- **What needs to be done**
Please copy every line of the records below that holds the word "Durch".

## BEGIN Dataset extract

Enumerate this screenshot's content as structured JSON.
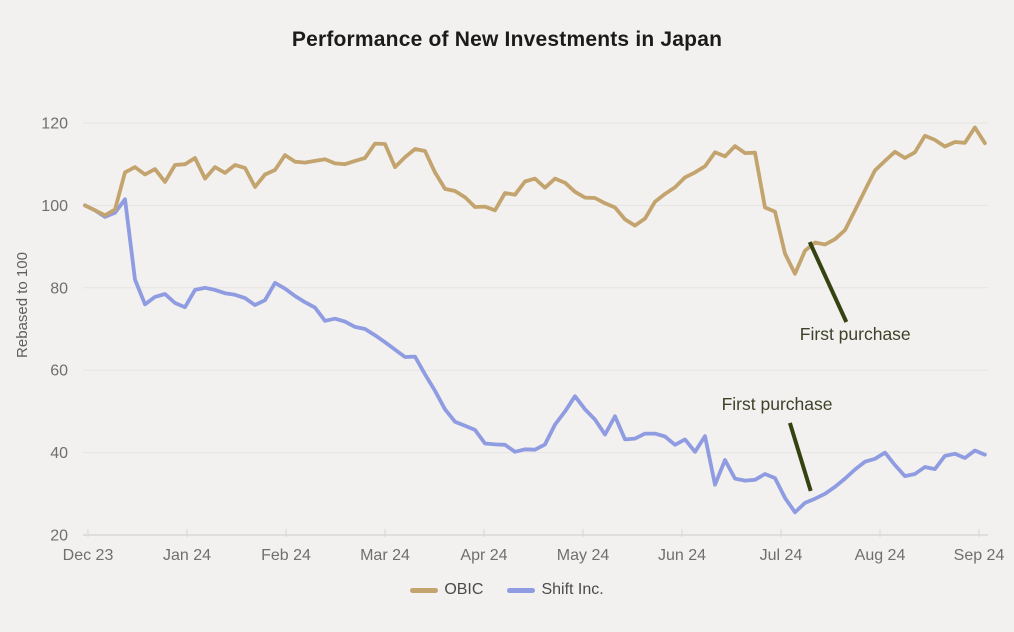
{
  "title": "Performance of New Investments in Japan",
  "chart_data": {
    "type": "line",
    "title": "Performance of New Investments in Japan",
    "xlabel": "",
    "ylabel": "Rebased to 100",
    "ylim": [
      20,
      120
    ],
    "y_ticks": [
      20,
      40,
      60,
      80,
      100,
      120
    ],
    "x_tick_labels": [
      "Dec 23",
      "Jan 24",
      "Feb 24",
      "Mar 24",
      "Apr 24",
      "May 24",
      "Jun 24",
      "Jul 24",
      "Aug 24",
      "Sep 24"
    ],
    "x_unit": "months since Dec 2023",
    "x_start": -0.03,
    "x_end": 9.06,
    "grid": true,
    "legend_position": "bottom",
    "series": [
      {
        "name": "OBIC",
        "color": "#c3a46e",
        "values": [
          100,
          98.8,
          97.6,
          99,
          108,
          109.3,
          107.5,
          108.8,
          105.7,
          109.8,
          110,
          111.5,
          106.5,
          109.3,
          107.9,
          109.8,
          109.1,
          104.5,
          107.5,
          108.6,
          112.2,
          110.6,
          110.4,
          110.8,
          111.2,
          110.2,
          110,
          110.8,
          111.5,
          115,
          114.9,
          109.3,
          111.7,
          113.7,
          113.2,
          108,
          104,
          103.5,
          102,
          99.6,
          99.7,
          98.8,
          103,
          102.6,
          105.8,
          106.5,
          104.3,
          106.5,
          105.5,
          103.3,
          101.9,
          101.8,
          100.5,
          99.5,
          96.6,
          95.1,
          96.8,
          100.9,
          102.8,
          104.4,
          106.8,
          108,
          109.5,
          112.9,
          111.9,
          114.4,
          112.7,
          112.8,
          99.5,
          98.5,
          88.3,
          83.4,
          89,
          91,
          90.5,
          91.8,
          94,
          98.8,
          103.7,
          108.5,
          110.8,
          113,
          111.5,
          112.9,
          116.9,
          115.9,
          114.3,
          115.4,
          115.2,
          118.9,
          115.1
        ]
      },
      {
        "name": "Shift Inc.",
        "color": "#909ce1",
        "values": [
          100,
          98.8,
          97.2,
          98.2,
          101.5,
          82,
          76,
          77.8,
          78.5,
          76.3,
          75.3,
          79.5,
          80,
          79.5,
          78.7,
          78.3,
          77.5,
          75.8,
          77,
          81.2,
          79.8,
          78,
          76.5,
          75.2,
          72,
          72.5,
          71.8,
          70.5,
          70,
          68.5,
          66.8,
          65,
          63.2,
          63.3,
          59,
          55,
          50.5,
          47.5,
          46.5,
          45.5,
          42.2,
          42,
          41.9,
          40.2,
          40.8,
          40.7,
          42,
          46.8,
          50,
          53.7,
          50.5,
          48,
          44.4,
          48.8,
          43.2,
          43.4,
          44.6,
          44.6,
          43.9,
          41.9,
          43.2,
          40.2,
          44,
          32.2,
          38.2,
          33.7,
          33.2,
          33.4,
          34.8,
          33.8,
          29,
          25.5,
          27.8,
          28.8,
          30,
          31.7,
          33.7,
          35.9,
          37.8,
          38.5,
          40,
          37,
          34.3,
          34.8,
          36.5,
          36,
          39.2,
          39.7,
          38.7,
          40.5,
          39.5
        ]
      }
    ],
    "annotations": [
      {
        "label": "First purchase",
        "series": "OBIC",
        "line": [
          7.29,
          91.1,
          7.66,
          71.7
        ],
        "text": [
          7.19,
          67.3
        ]
      },
      {
        "label": "First purchase",
        "series": "Shift Inc.",
        "line": [
          7.09,
          47.2,
          7.3,
          30.7
        ],
        "text": [
          6.4,
          50.3
        ]
      }
    ],
    "annotation_color": "#344311",
    "annotation_text_color": "#3d4229"
  },
  "colors": {
    "background": "#f2f1ef",
    "grid": "#e6e5e2",
    "axis": "#d9d8d5",
    "tick_label": "#6f6f6f",
    "axis_title": "#5f5f5f",
    "title": "#1b1b1b"
  }
}
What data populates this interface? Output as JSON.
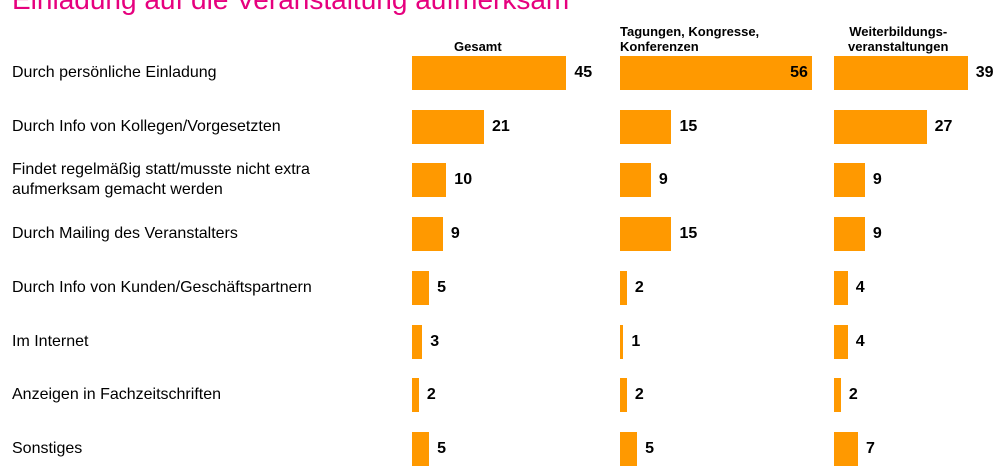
{
  "chart_data": {
    "type": "bar",
    "orientation": "horizontal",
    "title": "Einladung auf die Veranstaltung aufmerksam",
    "categories": [
      "Durch persönliche Einladung",
      "Durch Info von Kollegen/Vorgesetzten",
      "Findet regelmäßig statt/musste nicht extra\naufmerksam gemacht werden",
      "Durch Mailing des Veranstalters",
      "Durch Info von Kunden/Geschäftspartnern",
      "Im Internet",
      "Anzeigen in Fachzeitschriften",
      "Sonstiges"
    ],
    "series": [
      {
        "name": "Gesamt",
        "color": "#ff9900",
        "values": [
          45,
          21,
          10,
          9,
          5,
          3,
          2,
          5
        ]
      },
      {
        "name": "Tagungen, Kongresse,\nKonferenzen",
        "color": "#ff9900",
        "values": [
          56,
          15,
          9,
          15,
          2,
          1,
          2,
          5
        ]
      },
      {
        "name": "Weiterbildungs-\nveranstaltungen",
        "color": "#ff9900",
        "values": [
          39,
          27,
          9,
          9,
          4,
          4,
          2,
          7
        ]
      }
    ]
  }
}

## END Dataset extract

- **Expected answer**
      "Durch persönliche Einladung",
      "Durch Info von Kollegen/Vorgesetzten",
      "Durch Mailing des Veranstalters",
      "Durch Info von Kunden/Geschäftspartnern",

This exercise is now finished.